A block of data
<<<<
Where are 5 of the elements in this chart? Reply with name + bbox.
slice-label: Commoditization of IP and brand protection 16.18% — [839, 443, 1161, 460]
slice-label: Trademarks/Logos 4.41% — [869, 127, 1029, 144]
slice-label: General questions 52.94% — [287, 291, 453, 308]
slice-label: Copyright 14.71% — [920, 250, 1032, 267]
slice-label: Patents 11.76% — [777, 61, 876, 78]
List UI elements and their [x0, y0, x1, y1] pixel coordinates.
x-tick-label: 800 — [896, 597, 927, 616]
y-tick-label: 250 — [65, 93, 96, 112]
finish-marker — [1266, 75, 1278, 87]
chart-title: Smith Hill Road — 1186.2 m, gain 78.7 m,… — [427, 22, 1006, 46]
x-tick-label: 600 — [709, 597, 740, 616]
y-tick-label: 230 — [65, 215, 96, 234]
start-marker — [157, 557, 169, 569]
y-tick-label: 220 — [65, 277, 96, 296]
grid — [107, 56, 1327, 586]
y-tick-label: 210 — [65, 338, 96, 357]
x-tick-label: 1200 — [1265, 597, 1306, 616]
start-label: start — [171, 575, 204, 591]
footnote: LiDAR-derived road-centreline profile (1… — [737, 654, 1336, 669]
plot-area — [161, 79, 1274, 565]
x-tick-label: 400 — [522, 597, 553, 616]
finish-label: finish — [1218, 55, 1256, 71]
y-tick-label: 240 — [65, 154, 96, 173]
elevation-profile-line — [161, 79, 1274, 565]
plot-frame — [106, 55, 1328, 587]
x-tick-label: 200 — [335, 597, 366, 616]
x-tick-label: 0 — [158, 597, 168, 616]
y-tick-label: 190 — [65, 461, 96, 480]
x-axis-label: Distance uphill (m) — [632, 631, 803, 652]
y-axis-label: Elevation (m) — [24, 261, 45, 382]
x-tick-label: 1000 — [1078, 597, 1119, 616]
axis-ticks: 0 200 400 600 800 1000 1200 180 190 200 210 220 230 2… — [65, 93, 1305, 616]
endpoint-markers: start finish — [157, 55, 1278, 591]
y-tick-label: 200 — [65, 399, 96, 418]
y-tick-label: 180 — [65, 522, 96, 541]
>>>>
What to do >> Reproduce every line of the items above word for word, changing nothing.

Solution to this exercise >>
Where are 5 of the elements in this chart? Reply with name + bbox.
slice-label: Commoditization of IP and brand protection 16.18% — [839, 443, 1161, 460]
slice-label: Trademarks/Logos 4.41% — [869, 127, 1029, 144]
slice-label: General questions 52.94% — [287, 291, 453, 308]
slice-label: Copyright 14.71% — [920, 250, 1032, 267]
slice-label: Patents 11.76% — [777, 61, 876, 78]
List UI elements and their [x0, y0, x1, y1] pixel coordinates.
x-tick-label: 800 — [896, 597, 927, 616]
y-tick-label: 250 — [65, 93, 96, 112]
finish-marker — [1266, 75, 1278, 87]
chart-title: Smith Hill Road — 1186.2 m, gain 78.7 m,… — [427, 22, 1006, 46]
x-tick-label: 600 — [709, 597, 740, 616]
y-tick-label: 230 — [65, 215, 96, 234]
start-marker — [157, 557, 169, 569]
y-tick-label: 220 — [65, 277, 96, 296]
grid — [107, 56, 1327, 586]
y-tick-label: 210 — [65, 338, 96, 357]
x-tick-label: 1200 — [1265, 597, 1306, 616]
start-label: start — [171, 575, 204, 591]
footnote: LiDAR-derived road-centreline profile (1… — [737, 654, 1336, 669]
plot-area — [161, 79, 1274, 565]
x-tick-label: 400 — [522, 597, 553, 616]
finish-label: finish — [1218, 55, 1256, 71]
y-tick-label: 240 — [65, 154, 96, 173]
elevation-profile-line — [161, 79, 1274, 565]
plot-frame — [106, 55, 1328, 587]
x-tick-label: 200 — [335, 597, 366, 616]
x-tick-label: 0 — [158, 597, 168, 616]
y-tick-label: 190 — [65, 461, 96, 480]
x-axis-label: Distance uphill (m) — [632, 631, 803, 652]
y-axis-label: Elevation (m) — [24, 261, 45, 382]
x-tick-label: 1000 — [1078, 597, 1119, 616]
axis-ticks: 0 200 400 600 800 1000 1200 180 190 200 210 220 230 2… — [65, 93, 1305, 616]
endpoint-markers: start finish — [157, 55, 1278, 591]
y-tick-label: 200 — [65, 399, 96, 418]
y-tick-label: 180 — [65, 522, 96, 541]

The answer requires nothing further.